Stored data
::::
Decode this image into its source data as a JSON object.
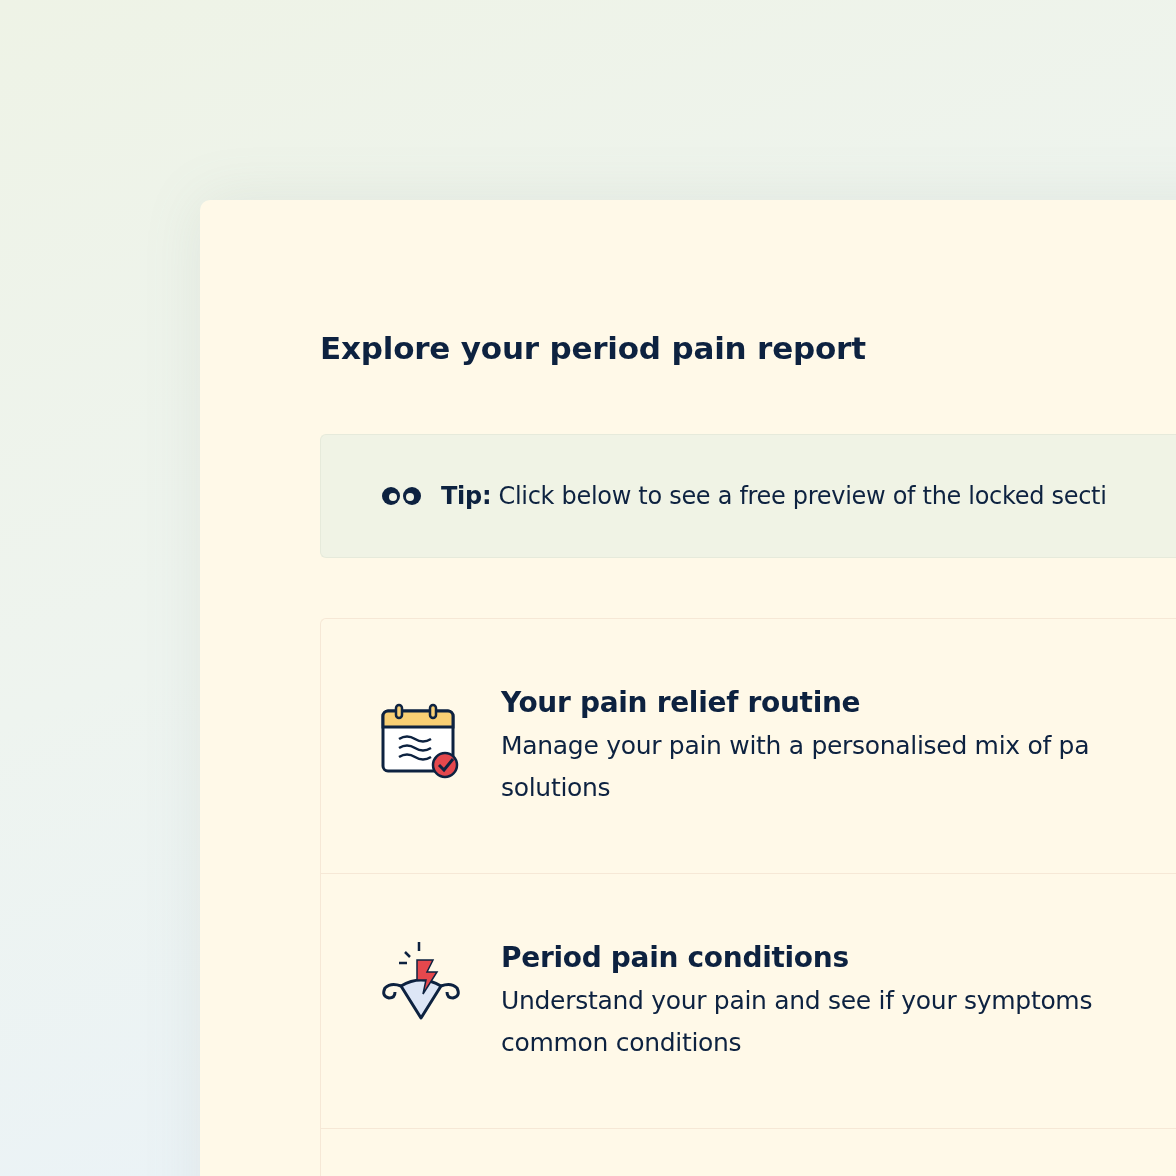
{
  "heading": "Explore your period pain report",
  "tip": {
    "label": "Tip:",
    "text": "Click below to see a free preview of the locked secti"
  },
  "sections": [
    {
      "kind": "routine",
      "title": "Your pain relief routine",
      "lines": [
        "Manage your pain with a personalised mix of pa",
        "solutions"
      ]
    },
    {
      "kind": "conditions",
      "title": "Period pain conditions",
      "lines": [
        "Understand your pain and see if your symptoms",
        "common conditions"
      ]
    }
  ]
}
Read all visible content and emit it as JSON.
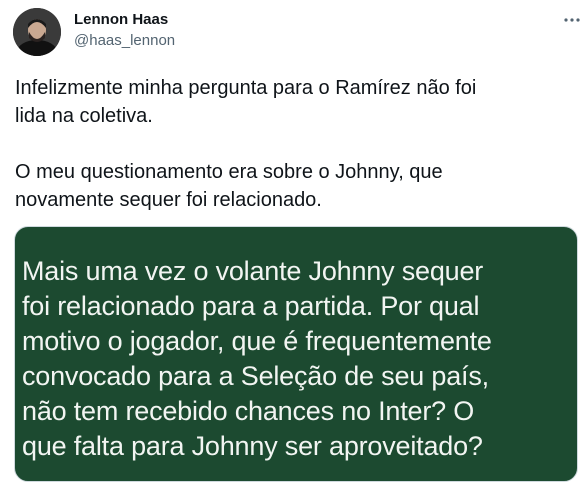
::::
What you need to do:
Every line above should be returned word for word, with the pictures left behind.

Task solution:
Decode this image into its source data as a JSON object.
{
  "heading": "Explore your period pain report",
  "tip": {
    "label": "Tip:",
    "text": "Click below to see a free preview of the locked secti"
  },
  "sections": [
    {
      "kind": "routine",
      "title": "Your pain relief routine",
      "lines": [
        "Manage your pain with a personalised mix of pa",
        "solutions"
      ]
    },
    {
      "kind": "conditions",
      "title": "Period pain conditions",
      "lines": [
        "Understand your pain and see if your symptoms",
        "common conditions"
      ]
    }
  ]
}
Read all visible content and emit it as JSON.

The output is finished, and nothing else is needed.